[BEGIN]
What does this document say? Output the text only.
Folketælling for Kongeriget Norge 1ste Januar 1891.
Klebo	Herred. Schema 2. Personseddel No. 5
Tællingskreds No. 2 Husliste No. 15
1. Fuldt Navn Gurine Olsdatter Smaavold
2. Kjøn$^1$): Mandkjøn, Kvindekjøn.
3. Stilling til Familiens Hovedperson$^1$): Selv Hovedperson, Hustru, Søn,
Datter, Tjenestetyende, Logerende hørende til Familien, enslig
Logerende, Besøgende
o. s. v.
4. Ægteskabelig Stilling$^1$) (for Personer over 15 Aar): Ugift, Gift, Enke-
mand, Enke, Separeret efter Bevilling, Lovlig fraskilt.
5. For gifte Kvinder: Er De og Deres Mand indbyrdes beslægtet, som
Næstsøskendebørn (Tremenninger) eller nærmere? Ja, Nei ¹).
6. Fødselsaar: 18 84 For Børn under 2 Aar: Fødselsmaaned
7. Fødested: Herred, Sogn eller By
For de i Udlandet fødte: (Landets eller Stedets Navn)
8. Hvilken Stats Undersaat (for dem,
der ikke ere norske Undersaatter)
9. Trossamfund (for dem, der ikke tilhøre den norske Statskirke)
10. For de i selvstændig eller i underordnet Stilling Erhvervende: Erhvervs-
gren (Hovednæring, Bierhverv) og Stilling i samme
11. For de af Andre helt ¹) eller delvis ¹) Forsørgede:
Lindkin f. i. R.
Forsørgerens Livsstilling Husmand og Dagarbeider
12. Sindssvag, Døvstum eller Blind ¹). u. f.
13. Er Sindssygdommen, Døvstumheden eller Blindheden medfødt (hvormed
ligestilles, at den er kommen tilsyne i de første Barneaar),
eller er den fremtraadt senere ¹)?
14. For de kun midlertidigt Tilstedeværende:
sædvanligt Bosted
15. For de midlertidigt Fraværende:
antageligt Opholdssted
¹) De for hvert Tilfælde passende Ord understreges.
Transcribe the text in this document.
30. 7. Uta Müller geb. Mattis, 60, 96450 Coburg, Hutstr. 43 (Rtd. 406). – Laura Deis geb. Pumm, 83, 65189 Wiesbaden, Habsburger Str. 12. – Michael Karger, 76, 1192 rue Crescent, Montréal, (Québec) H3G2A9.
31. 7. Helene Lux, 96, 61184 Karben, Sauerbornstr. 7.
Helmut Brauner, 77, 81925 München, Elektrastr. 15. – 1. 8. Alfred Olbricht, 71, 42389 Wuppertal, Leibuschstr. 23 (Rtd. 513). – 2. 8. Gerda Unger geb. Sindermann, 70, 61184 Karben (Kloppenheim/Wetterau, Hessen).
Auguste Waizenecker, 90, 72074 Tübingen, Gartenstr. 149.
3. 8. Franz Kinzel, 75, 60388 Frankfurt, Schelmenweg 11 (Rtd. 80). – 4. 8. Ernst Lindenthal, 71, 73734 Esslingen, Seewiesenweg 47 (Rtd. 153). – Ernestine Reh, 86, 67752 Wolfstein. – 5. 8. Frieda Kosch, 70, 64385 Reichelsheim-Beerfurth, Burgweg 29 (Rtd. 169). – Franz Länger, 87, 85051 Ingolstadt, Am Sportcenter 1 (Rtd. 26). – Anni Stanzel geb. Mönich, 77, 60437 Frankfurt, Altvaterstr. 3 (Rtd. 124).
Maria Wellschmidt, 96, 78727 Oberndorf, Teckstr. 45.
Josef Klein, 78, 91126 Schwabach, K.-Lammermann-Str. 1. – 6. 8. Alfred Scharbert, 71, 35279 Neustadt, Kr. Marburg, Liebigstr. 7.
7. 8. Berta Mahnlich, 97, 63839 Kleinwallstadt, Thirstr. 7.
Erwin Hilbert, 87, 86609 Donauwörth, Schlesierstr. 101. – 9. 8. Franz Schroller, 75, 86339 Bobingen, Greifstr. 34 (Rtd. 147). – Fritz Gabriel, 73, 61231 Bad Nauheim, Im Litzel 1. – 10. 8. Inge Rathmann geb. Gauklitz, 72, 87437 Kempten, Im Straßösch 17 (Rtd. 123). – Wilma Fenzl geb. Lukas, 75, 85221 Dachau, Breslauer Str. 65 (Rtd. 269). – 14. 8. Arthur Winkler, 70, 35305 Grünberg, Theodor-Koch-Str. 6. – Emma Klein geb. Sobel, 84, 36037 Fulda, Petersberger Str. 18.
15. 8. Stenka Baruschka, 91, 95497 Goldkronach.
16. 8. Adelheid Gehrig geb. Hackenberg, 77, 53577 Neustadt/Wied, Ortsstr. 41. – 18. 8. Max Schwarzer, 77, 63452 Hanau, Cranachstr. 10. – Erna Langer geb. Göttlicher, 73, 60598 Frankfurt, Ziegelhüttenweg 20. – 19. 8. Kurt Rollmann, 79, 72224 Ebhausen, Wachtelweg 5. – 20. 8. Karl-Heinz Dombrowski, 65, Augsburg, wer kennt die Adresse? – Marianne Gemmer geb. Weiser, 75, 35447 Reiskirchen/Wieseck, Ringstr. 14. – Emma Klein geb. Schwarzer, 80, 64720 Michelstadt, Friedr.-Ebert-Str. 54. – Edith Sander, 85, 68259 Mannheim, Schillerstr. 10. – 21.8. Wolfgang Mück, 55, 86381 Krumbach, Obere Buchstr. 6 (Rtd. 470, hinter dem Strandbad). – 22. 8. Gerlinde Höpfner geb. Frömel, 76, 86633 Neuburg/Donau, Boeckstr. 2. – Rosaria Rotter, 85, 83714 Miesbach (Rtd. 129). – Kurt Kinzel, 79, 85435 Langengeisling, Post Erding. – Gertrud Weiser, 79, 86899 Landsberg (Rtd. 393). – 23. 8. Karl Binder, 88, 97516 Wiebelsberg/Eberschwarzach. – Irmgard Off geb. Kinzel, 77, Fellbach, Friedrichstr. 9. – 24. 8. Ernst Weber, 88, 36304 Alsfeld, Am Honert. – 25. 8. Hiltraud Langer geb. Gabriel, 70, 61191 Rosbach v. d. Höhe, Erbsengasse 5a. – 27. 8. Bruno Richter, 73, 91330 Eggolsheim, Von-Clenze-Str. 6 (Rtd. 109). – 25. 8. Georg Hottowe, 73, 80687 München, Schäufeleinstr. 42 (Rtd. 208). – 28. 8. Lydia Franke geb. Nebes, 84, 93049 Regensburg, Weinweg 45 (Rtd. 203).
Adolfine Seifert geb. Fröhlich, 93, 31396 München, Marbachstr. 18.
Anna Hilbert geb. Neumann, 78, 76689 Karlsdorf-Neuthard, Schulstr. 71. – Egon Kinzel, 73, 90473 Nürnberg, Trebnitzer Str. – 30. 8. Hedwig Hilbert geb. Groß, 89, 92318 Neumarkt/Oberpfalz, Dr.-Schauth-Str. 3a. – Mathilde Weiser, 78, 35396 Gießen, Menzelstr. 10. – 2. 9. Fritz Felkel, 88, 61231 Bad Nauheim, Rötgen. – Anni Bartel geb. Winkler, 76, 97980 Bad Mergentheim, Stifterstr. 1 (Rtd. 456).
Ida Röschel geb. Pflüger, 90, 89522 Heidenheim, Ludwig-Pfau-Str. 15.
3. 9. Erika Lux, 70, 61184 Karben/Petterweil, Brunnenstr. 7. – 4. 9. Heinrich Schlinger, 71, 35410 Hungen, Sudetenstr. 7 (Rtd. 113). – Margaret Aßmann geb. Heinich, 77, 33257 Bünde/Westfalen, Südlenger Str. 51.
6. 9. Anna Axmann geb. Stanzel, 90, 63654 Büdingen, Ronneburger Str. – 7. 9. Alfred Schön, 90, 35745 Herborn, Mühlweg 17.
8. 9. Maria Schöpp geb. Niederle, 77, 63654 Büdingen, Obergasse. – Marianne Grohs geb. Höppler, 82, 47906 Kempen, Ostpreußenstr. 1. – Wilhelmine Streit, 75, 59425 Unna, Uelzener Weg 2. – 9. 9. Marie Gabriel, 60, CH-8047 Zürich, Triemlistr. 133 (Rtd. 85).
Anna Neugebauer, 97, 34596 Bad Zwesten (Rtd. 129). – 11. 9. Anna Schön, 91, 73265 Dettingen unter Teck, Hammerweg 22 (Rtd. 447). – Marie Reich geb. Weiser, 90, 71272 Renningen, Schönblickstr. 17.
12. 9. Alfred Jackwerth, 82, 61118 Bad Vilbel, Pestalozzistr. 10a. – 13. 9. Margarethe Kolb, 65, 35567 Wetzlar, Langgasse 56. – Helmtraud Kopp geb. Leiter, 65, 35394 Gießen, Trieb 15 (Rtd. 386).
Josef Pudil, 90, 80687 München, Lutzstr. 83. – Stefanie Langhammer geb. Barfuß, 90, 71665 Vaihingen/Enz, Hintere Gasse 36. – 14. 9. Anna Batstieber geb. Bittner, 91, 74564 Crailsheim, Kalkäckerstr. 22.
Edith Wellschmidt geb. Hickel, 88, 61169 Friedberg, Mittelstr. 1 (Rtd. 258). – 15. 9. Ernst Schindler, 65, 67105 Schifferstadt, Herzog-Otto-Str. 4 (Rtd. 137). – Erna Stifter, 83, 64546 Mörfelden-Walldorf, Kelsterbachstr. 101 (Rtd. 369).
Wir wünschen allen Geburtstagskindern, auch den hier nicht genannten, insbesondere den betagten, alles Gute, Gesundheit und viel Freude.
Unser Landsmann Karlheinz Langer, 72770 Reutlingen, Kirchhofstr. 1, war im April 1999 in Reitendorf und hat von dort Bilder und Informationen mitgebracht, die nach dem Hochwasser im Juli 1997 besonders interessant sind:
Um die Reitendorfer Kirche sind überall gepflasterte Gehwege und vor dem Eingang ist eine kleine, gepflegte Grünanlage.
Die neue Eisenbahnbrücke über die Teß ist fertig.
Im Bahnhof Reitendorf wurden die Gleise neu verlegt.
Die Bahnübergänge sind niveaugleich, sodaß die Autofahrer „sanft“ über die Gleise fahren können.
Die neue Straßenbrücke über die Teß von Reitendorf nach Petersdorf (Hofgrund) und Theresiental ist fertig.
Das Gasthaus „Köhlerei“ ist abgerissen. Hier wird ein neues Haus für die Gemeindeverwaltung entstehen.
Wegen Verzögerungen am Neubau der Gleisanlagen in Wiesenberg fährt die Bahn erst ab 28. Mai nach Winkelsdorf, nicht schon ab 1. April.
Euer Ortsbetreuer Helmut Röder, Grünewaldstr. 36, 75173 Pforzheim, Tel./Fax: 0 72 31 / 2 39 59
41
[END]
- _Exercise details_
Show each line of the data that contains the string "Fritz".

- _Answer in full_
Erwin Hilbert, 87, 86609 Donauwörth, Schlesierstr. 101. – 9. 8. Franz Schroller, 75, 86339 Bobingen, Greifstr. 34 (Rtd. 147). – Fritz Gabriel, 73, 61231 Bad Nauheim, Im Litzel 1. – 10. 8. Inge Rathmann geb. Gauklitz, 72, 87437 Kempten, Im Straßösch 17 (Rtd. 123). – Wilma Fenzl geb. Lukas, 75, 85221 Dachau, Breslauer Str. 65 (Rtd. 269). – 14. 8. Arthur Winkler, 70, 35305 Grünberg, Theodor-Koch-Str. 6. – Emma Klein geb. Sobel, 84, 36037 Fulda, Petersberger Str. 18.
Anna Hilbert geb. Neumann, 78, 76689 Karlsdorf-Neuthard, Schulstr. 71. – Egon Kinzel, 73, 90473 Nürnberg, Trebnitzer Str. – 30. 8. Hedwig Hilbert geb. Groß, 89, 92318 Neumarkt/Oberpfalz, Dr.-Schauth-Str. 3a. – Mathilde Weiser, 78, 35396 Gießen, Menzelstr. 10. – 2. 9. Fritz Felkel, 88, 61231 Bad Nauheim, Rötgen. – Anni Bartel geb. Winkler, 76, 97980 Bad Mergentheim, Stifterstr. 1 (Rtd. 456).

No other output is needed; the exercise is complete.